_GOAL OF THE EXERCISE_
Your answer should be one number: how many lines of the data include the string "rays"?

-- start of EXTRACTED MATERIAL --

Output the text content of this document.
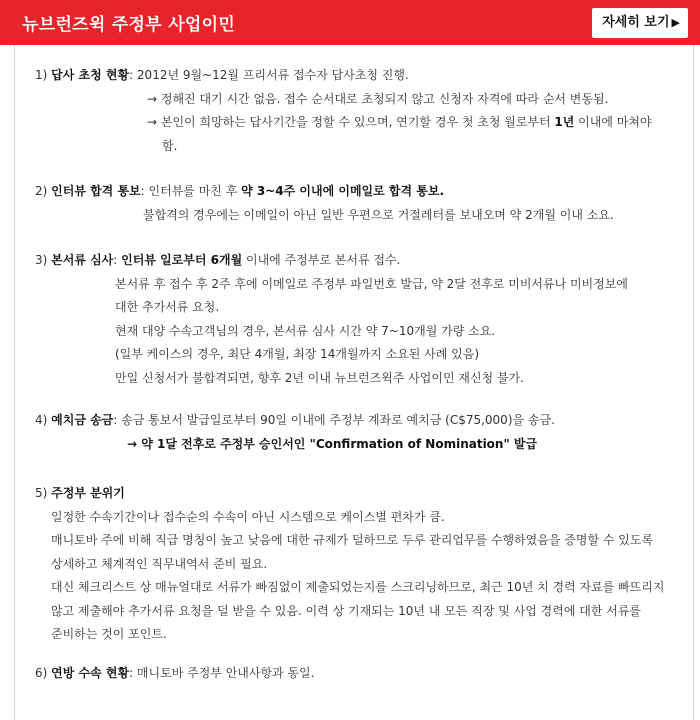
뉴브런즈윅 주정부 사업이민	자세히 보기 ▶
1) 답사 초청 현황: 2012년 9월~12월 프리서류 접수자 답사초청 진행.
→ 정해진 대기 시간 없음. 접수 순서대로 초청되지 않고 신청자 자격에 따라 순서 변동됨.
→ 본인이 희망하는 답사기간을 정할 수 있으며, 연기할 경우 첫 초청 월로부터 1년 이내에 마쳐야
함.
2) 인터뷰 합격 통보: 인터뷰를 마친 후 약 3~4주 이내에 이메일로 합격 통보.
불합격의 경우에는 이메일이 아닌 일반 우편으로 거절레터를 보내오며 약 2개월 이내 소요.
3) 본서류 심사: 인터뷰 일로부터 6개월 이내에 주정부로 본서류 접수.
본서류 후 접수 후 2주 후에 이메일로 주정부 파일번호 발급, 약 2달 전후로 미비서류나 미비정보에
대한 추가서류 요청.
현재 대양 수속고객님의 경우, 본서류 심사 시간 약 7~10개월 가량 소요.
(일부 케이스의 경우, 최단 4개월, 최장 14개월까지 소요된 사례 있음)
만일 신청서가 불합격되면, 향후 2년 이내 뉴브런즈윅주 사업이민 재신청 불가.
4) 예치금 송금: 송금 통보서 발급일로부터 90일 이내에 주정부 계좌로 예치금 (C$75,000)을 송금.
→ 약 1달 전후로 주정부 승인서인 "Confirmation of Nomination" 발급
5) 주정부 분위기
일정한 수속기간이나 접수순의 수속이 아닌 시스템으로 케이스별 편차가 큼.
매니토바 주에 비해 직급 명칭이 높고 낮음에 대한 규제가 덜하므로 두루 관리업무를 수행하였음을 증명할 수 있도록
상세하고 체계적인 직무내역서 준비 필요.
대신 체크리스트 상 매뉴얼대로 서류가 빠짐없이 제출되었는지를 스크리닝하므로, 최근 10년 치 경력 자료를 빠뜨리지
않고 제출해야 추가서류 요청을 덜 받을 수 있음. 이력 상 기재되는 10년 내 모든 직장 및 사업 경력에 대한 서류를
준비하는 것이 포인트.
6) 연방 수속 현황: 매니토바 주정부 안내사항과 동일.
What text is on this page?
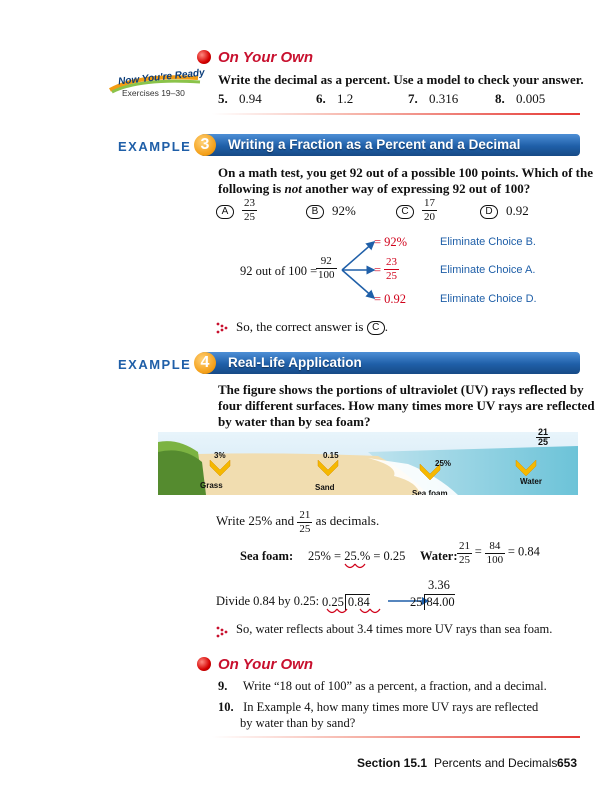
On Your Own
Now You're Ready
Exercises 19–30
Write the decimal as a percent. Use a model to check your answer.
5. 0.94	6. 1.2	7. 0.316	8. 0.005
EXAMPLE 3	Writing a Fraction as a Percent and a Decimal
On a math test, you get 92 out of a possible 100 points. Which of the
following is not another way of expressing 92 out of 100?
A	$\frac{23}{25}$	B	92%	C	$\frac{17}{20}$	D	0.92
92 out of 100 =
$\frac{92}{100}$
= 92%	Eliminate Choice B.
= $\frac{23}{25}$	Eliminate Choice A.
= 0.92	Eliminate Choice D.
So, the correct answer is C .
EXAMPLE 4	Real-Life Application
The figure shows the portions of ultraviolet (UV) rays reflected by
four different surfaces. How many times more UV rays are reflected
by water than by sea foam?
3%
Grass
0.15
Sand
25%
Sea foam
Water
$\frac{21}{25}$
Write 25% and $\frac{21}{25}$ as decimals.
Sea foam: 25% = 25.% = 0.25 Water: $\frac{21}{25} = \frac{84}{100} = 0.84$
Divide 0.84 by 0.25: 0.25 0.84
3.36
25 84.00
So, water reflects about 3.4 times more UV rays than sea foam.
On Your Own
9. Write “18 out of 100” as a percent, a fraction, and a decimal.
10. In Example 4, how many times more UV rays are reflected
by water than by sand?
Section 15.1 Percents and Decimals 653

-- end of EXTRACTED MATERIAL --

_SOLUTION FOR THIS TASK_
4